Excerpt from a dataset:
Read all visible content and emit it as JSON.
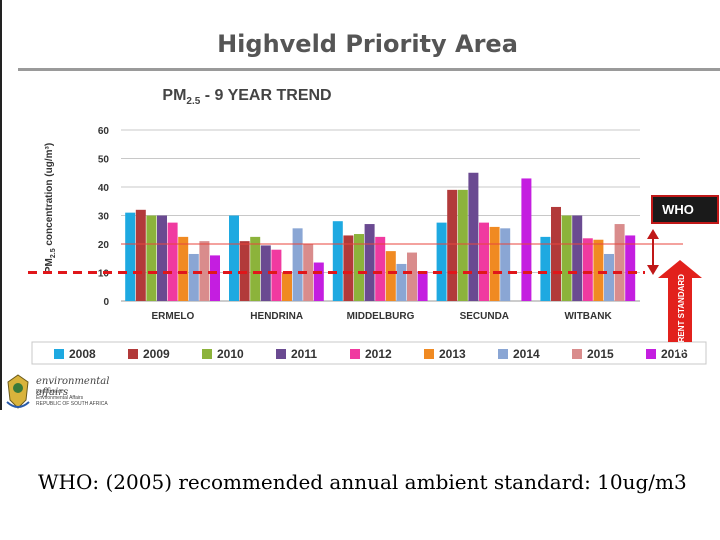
{
  "slide": {
    "title": "Highveld Priority Area",
    "footnote": "WHO: (2005) recommended annual ambient standard: 10ug/m3",
    "logo_text": "environmental affairs",
    "logo_subtext": [
      "Department:",
      "Environmental Affairs",
      "REPUBLIC OF SOUTH AFRICA"
    ]
  },
  "chart_data": {
    "type": "bar",
    "title_pre": "PM",
    "title_sub": "2.5",
    "title_post": " - 9 YEAR TREND",
    "ylabel_pre": "PM",
    "ylabel_sub": "2.5",
    "ylabel_post": " concentration  (ug/m³)",
    "ylim": [
      0,
      60
    ],
    "yticks": [
      "0",
      "10",
      "20",
      "30",
      "40",
      "50",
      "60"
    ],
    "grid": true,
    "categories": [
      "ERMELO",
      "HENDRINA",
      "MIDDELBURG",
      "SECUNDA",
      "WITBANK"
    ],
    "series": [
      {
        "name": "2008",
        "color": "#1ea9e1",
        "values": [
          31,
          30,
          28,
          27.5,
          22.5
        ]
      },
      {
        "name": "2009",
        "color": "#b23a3a",
        "values": [
          32,
          21,
          23,
          39,
          33
        ]
      },
      {
        "name": "2010",
        "color": "#8cb33b",
        "values": [
          30,
          22.5,
          23.5,
          39,
          30
        ]
      },
      {
        "name": "2011",
        "color": "#6a4a91",
        "values": [
          30,
          19.5,
          27,
          45,
          30
        ]
      },
      {
        "name": "2012",
        "color": "#f03aa0",
        "values": [
          27.5,
          18,
          22.5,
          27.5,
          22
        ]
      },
      {
        "name": "2013",
        "color": "#f08a22",
        "values": [
          22.5,
          10,
          17.5,
          26,
          21.5
        ]
      },
      {
        "name": "2014",
        "color": "#8aa6d4",
        "values": [
          16.5,
          25.5,
          13,
          25.5,
          16.5
        ]
      },
      {
        "name": "2015",
        "color": "#d98c8c",
        "values": [
          21,
          20,
          17,
          0,
          27
        ]
      },
      {
        "name": "2016",
        "color": "#c41ee0",
        "values": [
          16,
          13.5,
          10.5,
          43,
          23
        ]
      }
    ],
    "reference_lines": [
      {
        "label": "CURRENT STANDARD",
        "value": 20,
        "color": "#e8463d",
        "style": "solid"
      },
      {
        "label": "WHO",
        "value": 10,
        "color": "#e0161a",
        "style": "dashed"
      }
    ],
    "annotations": {
      "who_label": "WHO",
      "standard_label": "CURENT STANDARD"
    }
  }
}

What is required: Skip the images and write out the rest of the listing exactly.

Final result:
Read all visible content and emit it as JSON.
{
  "slide": {
    "title": "Highveld Priority Area",
    "footnote": "WHO: (2005) recommended annual ambient standard: 10ug/m3",
    "logo_text": "environmental affairs",
    "logo_subtext": [
      "Department:",
      "Environmental Affairs",
      "REPUBLIC OF SOUTH AFRICA"
    ]
  },
  "chart_data": {
    "type": "bar",
    "title_pre": "PM",
    "title_sub": "2.5",
    "title_post": " - 9 YEAR TREND",
    "ylabel_pre": "PM",
    "ylabel_sub": "2.5",
    "ylabel_post": " concentration  (ug/m³)",
    "ylim": [
      0,
      60
    ],
    "yticks": [
      "0",
      "10",
      "20",
      "30",
      "40",
      "50",
      "60"
    ],
    "grid": true,
    "categories": [
      "ERMELO",
      "HENDRINA",
      "MIDDELBURG",
      "SECUNDA",
      "WITBANK"
    ],
    "series": [
      {
        "name": "2008",
        "color": "#1ea9e1",
        "values": [
          31,
          30,
          28,
          27.5,
          22.5
        ]
      },
      {
        "name": "2009",
        "color": "#b23a3a",
        "values": [
          32,
          21,
          23,
          39,
          33
        ]
      },
      {
        "name": "2010",
        "color": "#8cb33b",
        "values": [
          30,
          22.5,
          23.5,
          39,
          30
        ]
      },
      {
        "name": "2011",
        "color": "#6a4a91",
        "values": [
          30,
          19.5,
          27,
          45,
          30
        ]
      },
      {
        "name": "2012",
        "color": "#f03aa0",
        "values": [
          27.5,
          18,
          22.5,
          27.5,
          22
        ]
      },
      {
        "name": "2013",
        "color": "#f08a22",
        "values": [
          22.5,
          10,
          17.5,
          26,
          21.5
        ]
      },
      {
        "name": "2014",
        "color": "#8aa6d4",
        "values": [
          16.5,
          25.5,
          13,
          25.5,
          16.5
        ]
      },
      {
        "name": "2015",
        "color": "#d98c8c",
        "values": [
          21,
          20,
          17,
          0,
          27
        ]
      },
      {
        "name": "2016",
        "color": "#c41ee0",
        "values": [
          16,
          13.5,
          10.5,
          43,
          23
        ]
      }
    ],
    "reference_lines": [
      {
        "label": "CURRENT STANDARD",
        "value": 20,
        "color": "#e8463d",
        "style": "solid"
      },
      {
        "label": "WHO",
        "value": 10,
        "color": "#e0161a",
        "style": "dashed"
      }
    ],
    "annotations": {
      "who_label": "WHO",
      "standard_label": "CURENT STANDARD"
    }
  }
}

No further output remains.